Directions for this task -> Reproduce the listing word for word, leaving every picture behind.

[Begin Records]

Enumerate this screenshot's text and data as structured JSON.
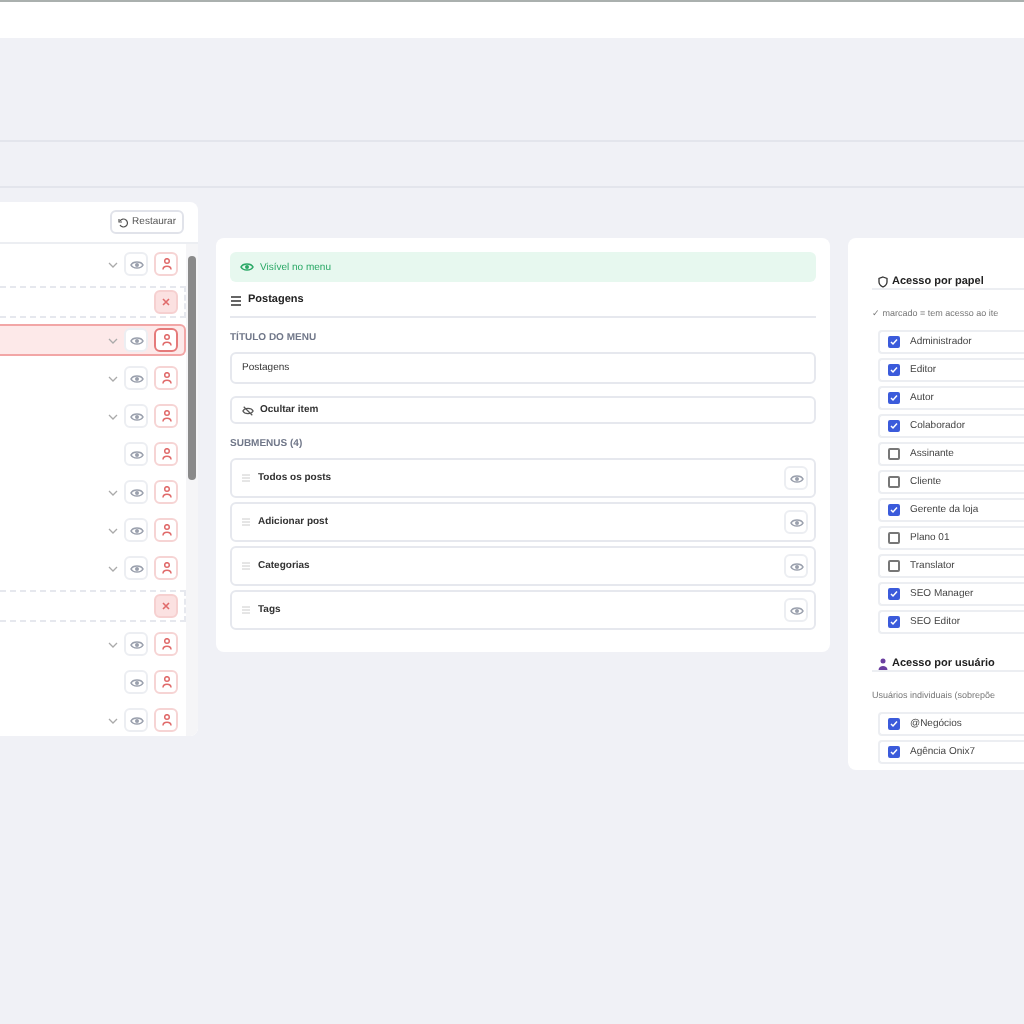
{
  "tree": {
    "restore_button": "Restaurar",
    "rows": [
      {
        "kind": "item",
        "expandable": true,
        "selected": false
      },
      {
        "kind": "hidden",
        "selected": false
      },
      {
        "kind": "item",
        "expandable": true,
        "selected": true
      },
      {
        "kind": "item",
        "expandable": true,
        "selected": false
      },
      {
        "kind": "item",
        "expandable": true,
        "selected": false
      },
      {
        "kind": "item",
        "expandable": false,
        "selected": false
      },
      {
        "kind": "item",
        "expandable": true,
        "selected": false
      },
      {
        "kind": "item",
        "expandable": true,
        "selected": false
      },
      {
        "kind": "item",
        "expandable": true,
        "selected": false
      },
      {
        "kind": "hidden",
        "selected": false
      },
      {
        "kind": "item",
        "expandable": true,
        "selected": false
      },
      {
        "kind": "item",
        "expandable": false,
        "selected": false
      },
      {
        "kind": "item",
        "expandable": true,
        "selected": false
      }
    ]
  },
  "editor": {
    "visibility_banner": "Visível no menu",
    "heading": "Postagens",
    "title_label": "TÍTULO DO MENU",
    "title_field": {
      "value": "Postagens"
    },
    "hide_button": "Ocultar item",
    "submenus_label": "SUBMENUS (4)",
    "submenus": [
      {
        "label": "Todos os posts"
      },
      {
        "label": "Adicionar post"
      },
      {
        "label": "Categorias"
      },
      {
        "label": "Tags"
      }
    ]
  },
  "access": {
    "roles": {
      "heading": "Acesso por papel",
      "hint": "✓ marcado = tem acesso ao ite",
      "items": [
        {
          "label": "Administrador",
          "checked": true
        },
        {
          "label": "Editor",
          "checked": true
        },
        {
          "label": "Autor",
          "checked": true
        },
        {
          "label": "Colaborador",
          "checked": true
        },
        {
          "label": "Assinante",
          "checked": false
        },
        {
          "label": "Cliente",
          "checked": false
        },
        {
          "label": "Gerente da loja",
          "checked": true
        },
        {
          "label": "Plano 01",
          "checked": false
        },
        {
          "label": "Translator",
          "checked": false
        },
        {
          "label": "SEO Manager",
          "checked": true
        },
        {
          "label": "SEO Editor",
          "checked": true
        }
      ]
    },
    "users": {
      "heading": "Acesso por usuário",
      "hint": "Usuários individuais (sobrepõe",
      "items": [
        {
          "label": "@Negócios",
          "checked": true
        },
        {
          "label": "Agência Onix7",
          "checked": true
        }
      ]
    }
  }
}
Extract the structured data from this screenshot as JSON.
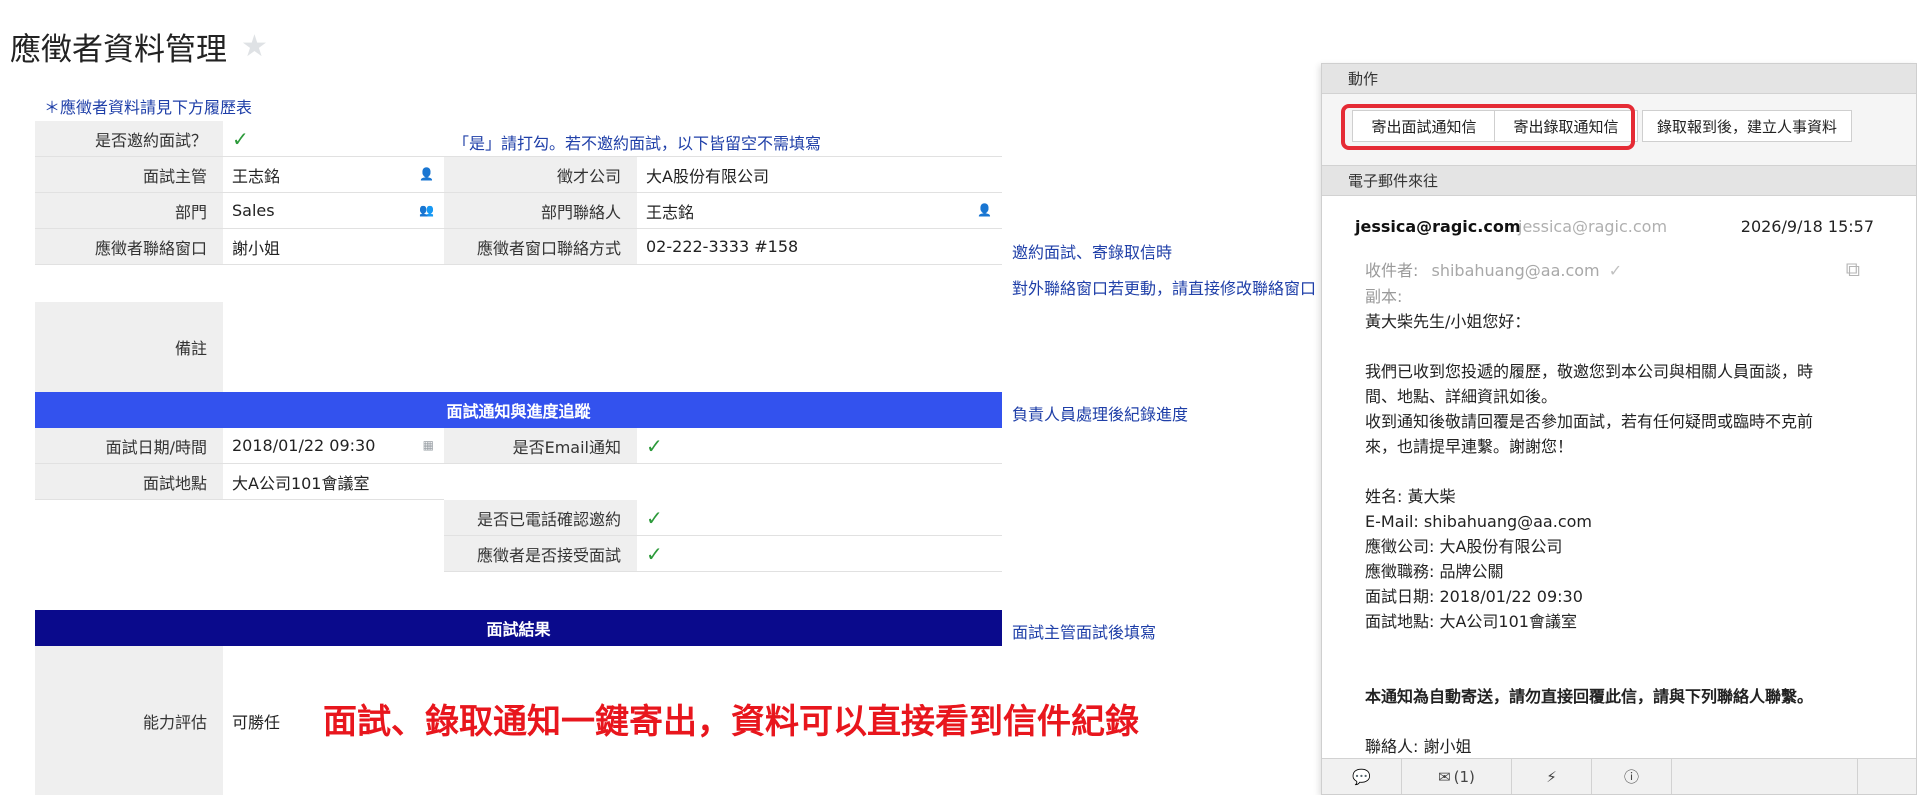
{
  "page": {
    "title": "應徵者資料管理",
    "star_icon": "star-icon",
    "note": "＊應徵者資料請見下方履歷表"
  },
  "form": {
    "invite": {
      "label": "是否邀約面試？",
      "checked": true,
      "hint": "「是」請打勾。若不邀約面試，以下皆留空不需填寫"
    },
    "interviewer": {
      "label": "面試主管",
      "value": "王志銘"
    },
    "company": {
      "label": "徵才公司",
      "value": "大A股份有限公司"
    },
    "dept": {
      "label": "部門",
      "value": "Sales"
    },
    "dept_contact": {
      "label": "部門聯絡人",
      "value": "王志銘"
    },
    "contact_window": {
      "label": "應徵者聯絡窗口",
      "value": "謝小姐"
    },
    "contact_method": {
      "label": "應徵者窗口聯絡方式",
      "value": "02-222-3333 #158"
    },
    "side_note_1": "邀約面試、寄錄取信時",
    "side_note_2": "對外聯絡窗口若更動，請直接修改聯絡窗口",
    "remarks": {
      "label": "備註",
      "value": ""
    },
    "section_progress": {
      "title": "面試通知與進度追蹤",
      "note": "負責人員處理後紀錄進度"
    },
    "interview_time": {
      "label": "面試日期/時間",
      "value": "2018/01/22 09:30"
    },
    "email_notify": {
      "label": "是否Email通知",
      "checked": true
    },
    "interview_place": {
      "label": "面試地點",
      "value": "大A公司101會議室"
    },
    "phone_confirm": {
      "label": "是否已電話確認邀約",
      "checked": true
    },
    "accept_interview": {
      "label": "應徵者是否接受面試",
      "checked": true
    },
    "section_result": {
      "title": "面試結果",
      "note": "面試主管面試後填寫"
    },
    "ability": {
      "label": "能力評估",
      "value": "可勝任"
    }
  },
  "overlay_caption": "面試、錄取通知一鍵寄出，資料可以直接看到信件紀錄",
  "panel": {
    "actions_title": "動作",
    "actions": [
      "寄出面試通知信",
      "寄出錄取通知信",
      "錄取報到後，建立人事資料"
    ],
    "emails_title": "電子郵件來往",
    "email": {
      "from": "jessica@ragic.com",
      "from_alt": "jessica@ragic.com",
      "date": "2026/9/18 15:57",
      "to_label": "收件者:",
      "to_value": "shibahuang@aa.com",
      "cc_label": "副本:",
      "body": [
        "黃大柴先生/小姐您好：",
        "",
        "我們已收到您投遞的履歷，敬邀您到本公司與相關人員面談，時",
        "間、地點、詳細資訊如後。",
        "收到通知後敬請回覆是否參加面試，若有任何疑問或臨時不克前",
        "來，也請提早連繫。謝謝您！",
        "",
        "姓名: 黃大柴",
        "E-Mail: shibahuang@aa.com",
        "應徵公司: 大A股份有限公司",
        "應徵職務: 品牌公關",
        "面試日期: 2018/01/22 09:30",
        "面試地點: 大A公司101會議室",
        "",
        "",
        "本通知為自動寄送，請勿直接回覆此信，請與下列聯絡人聯繫。",
        "",
        "聯絡人: 謝小姐"
      ]
    },
    "footer": {
      "comment_icon": "comment-icon",
      "mail_icon": "mail-icon",
      "mail_count": "(1)",
      "bolt_icon": "bolt-icon",
      "info_icon": "info-icon"
    }
  }
}
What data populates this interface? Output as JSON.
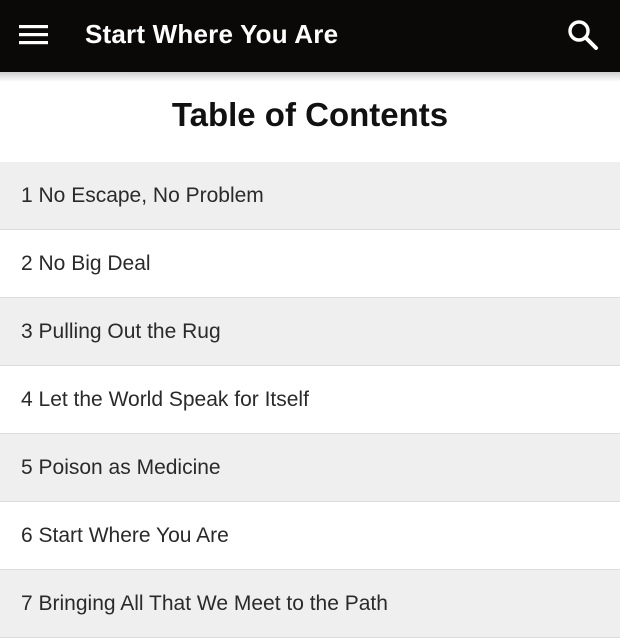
{
  "app_bar": {
    "title": "Start Where You Are",
    "menu_icon": "hamburger-menu-icon",
    "search_icon": "search-icon",
    "background": "#0b0908"
  },
  "content": {
    "heading": "Table of Contents",
    "chapters": [
      "1 No Escape, No Problem",
      "2 No Big Deal",
      "3 Pulling Out the Rug",
      "4 Let the World Speak for Itself",
      "5 Poison as Medicine",
      "6 Start Where You Are",
      "7 Bringing All That We Meet to the Path"
    ]
  }
}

[End Records]

Result of this task ->
Enumerate this screenshot's text and data as structured JSON.
{
  "tree": {
    "restore_button": "Restaurar",
    "rows": [
      {
        "kind": "item",
        "expandable": true,
        "selected": false
      },
      {
        "kind": "hidden",
        "selected": false
      },
      {
        "kind": "item",
        "expandable": true,
        "selected": true
      },
      {
        "kind": "item",
        "expandable": true,
        "selected": false
      },
      {
        "kind": "item",
        "expandable": true,
        "selected": false
      },
      {
        "kind": "item",
        "expandable": false,
        "selected": false
      },
      {
        "kind": "item",
        "expandable": true,
        "selected": false
      },
      {
        "kind": "item",
        "expandable": true,
        "selected": false
      },
      {
        "kind": "item",
        "expandable": true,
        "selected": false
      },
      {
        "kind": "hidden",
        "selected": false
      },
      {
        "kind": "item",
        "expandable": true,
        "selected": false
      },
      {
        "kind": "item",
        "expandable": false,
        "selected": false
      },
      {
        "kind": "item",
        "expandable": true,
        "selected": false
      }
    ]
  },
  "editor": {
    "visibility_banner": "Visível no menu",
    "heading": "Postagens",
    "title_label": "TÍTULO DO MENU",
    "title_field": {
      "value": "Postagens"
    },
    "hide_button": "Ocultar item",
    "submenus_label": "SUBMENUS (4)",
    "submenus": [
      {
        "label": "Todos os posts"
      },
      {
        "label": "Adicionar post"
      },
      {
        "label": "Categorias"
      },
      {
        "label": "Tags"
      }
    ]
  },
  "access": {
    "roles": {
      "heading": "Acesso por papel",
      "hint": "✓ marcado = tem acesso ao ite",
      "items": [
        {
          "label": "Administrador",
          "checked": true
        },
        {
          "label": "Editor",
          "checked": true
        },
        {
          "label": "Autor",
          "checked": true
        },
        {
          "label": "Colaborador",
          "checked": true
        },
        {
          "label": "Assinante",
          "checked": false
        },
        {
          "label": "Cliente",
          "checked": false
        },
        {
          "label": "Gerente da loja",
          "checked": true
        },
        {
          "label": "Plano 01",
          "checked": false
        },
        {
          "label": "Translator",
          "checked": false
        },
        {
          "label": "SEO Manager",
          "checked": true
        },
        {
          "label": "SEO Editor",
          "checked": true
        }
      ]
    },
    "users": {
      "heading": "Acesso por usuário",
      "hint": "Usuários individuais (sobrepõe",
      "items": [
        {
          "label": "@Negócios",
          "checked": true
        },
        {
          "label": "Agência Onix7",
          "checked": true
        }
      ]
    }
  }
}
Extract the structured data from this screenshot as JSON.
{
  "page": {
    "title": "應徵者資料管理",
    "star_icon": "star-icon",
    "note": "＊應徵者資料請見下方履歷表"
  },
  "form": {
    "invite": {
      "label": "是否邀約面試？",
      "checked": true,
      "hint": "「是」請打勾。若不邀約面試，以下皆留空不需填寫"
    },
    "interviewer": {
      "label": "面試主管",
      "value": "王志銘"
    },
    "company": {
      "label": "徵才公司",
      "value": "大A股份有限公司"
    },
    "dept": {
      "label": "部門",
      "value": "Sales"
    },
    "dept_contact": {
      "label": "部門聯絡人",
      "value": "王志銘"
    },
    "contact_window": {
      "label": "應徵者聯絡窗口",
      "value": "謝小姐"
    },
    "contact_method": {
      "label": "應徵者窗口聯絡方式",
      "value": "02-222-3333 #158"
    },
    "side_note_1": "邀約面試、寄錄取信時",
    "side_note_2": "對外聯絡窗口若更動，請直接修改聯絡窗口",
    "remarks": {
      "label": "備註",
      "value": ""
    },
    "section_progress": {
      "title": "面試通知與進度追蹤",
      "note": "負責人員處理後紀錄進度"
    },
    "interview_time": {
      "label": "面試日期/時間",
      "value": "2018/01/22 09:30"
    },
    "email_notify": {
      "label": "是否Email通知",
      "checked": true
    },
    "interview_place": {
      "label": "面試地點",
      "value": "大A公司101會議室"
    },
    "phone_confirm": {
      "label": "是否已電話確認邀約",
      "checked": true
    },
    "accept_interview": {
      "label": "應徵者是否接受面試",
      "checked": true
    },
    "section_result": {
      "title": "面試結果",
      "note": "面試主管面試後填寫"
    },
    "ability": {
      "label": "能力評估",
      "value": "可勝任"
    }
  },
  "overlay_caption": "面試、錄取通知一鍵寄出，資料可以直接看到信件紀錄",
  "panel": {
    "actions_title": "動作",
    "actions": [
      "寄出面試通知信",
      "寄出錄取通知信",
      "錄取報到後，建立人事資料"
    ],
    "emails_title": "電子郵件來往",
    "email": {
      "from": "jessica@ragic.com",
      "from_alt": "jessica@ragic.com",
      "date": "2026/9/18 15:57",
      "to_label": "收件者:",
      "to_value": "shibahuang@aa.com",
      "cc_label": "副本:",
      "body": [
        "黃大柴先生/小姐您好：",
        "",
        "我們已收到您投遞的履歷，敬邀您到本公司與相關人員面談，時",
        "間、地點、詳細資訊如後。",
        "收到通知後敬請回覆是否參加面試，若有任何疑問或臨時不克前",
        "來，也請提早連繫。謝謝您！",
        "",
        "姓名: 黃大柴",
        "E-Mail: shibahuang@aa.com",
        "應徵公司: 大A股份有限公司",
        "應徵職務: 品牌公關",
        "面試日期: 2018/01/22 09:30",
        "面試地點: 大A公司101會議室",
        "",
        "",
        "本通知為自動寄送，請勿直接回覆此信，請與下列聯絡人聯繫。",
        "",
        "聯絡人: 謝小姐"
      ]
    },
    "footer": {
      "comment_icon": "comment-icon",
      "mail_icon": "mail-icon",
      "mail_count": "(1)",
      "bolt_icon": "bolt-icon",
      "info_icon": "info-icon"
    }
  }
}
What data populates this interface? Output as JSON.
{
  "app_bar": {
    "title": "Start Where You Are",
    "menu_icon": "hamburger-menu-icon",
    "search_icon": "search-icon",
    "background": "#0b0908"
  },
  "content": {
    "heading": "Table of Contents",
    "chapters": [
      "1 No Escape, No Problem",
      "2 No Big Deal",
      "3 Pulling Out the Rug",
      "4 Let the World Speak for Itself",
      "5 Poison as Medicine",
      "6 Start Where You Are",
      "7 Bringing All That We Meet to the Path"
    ]
  }
}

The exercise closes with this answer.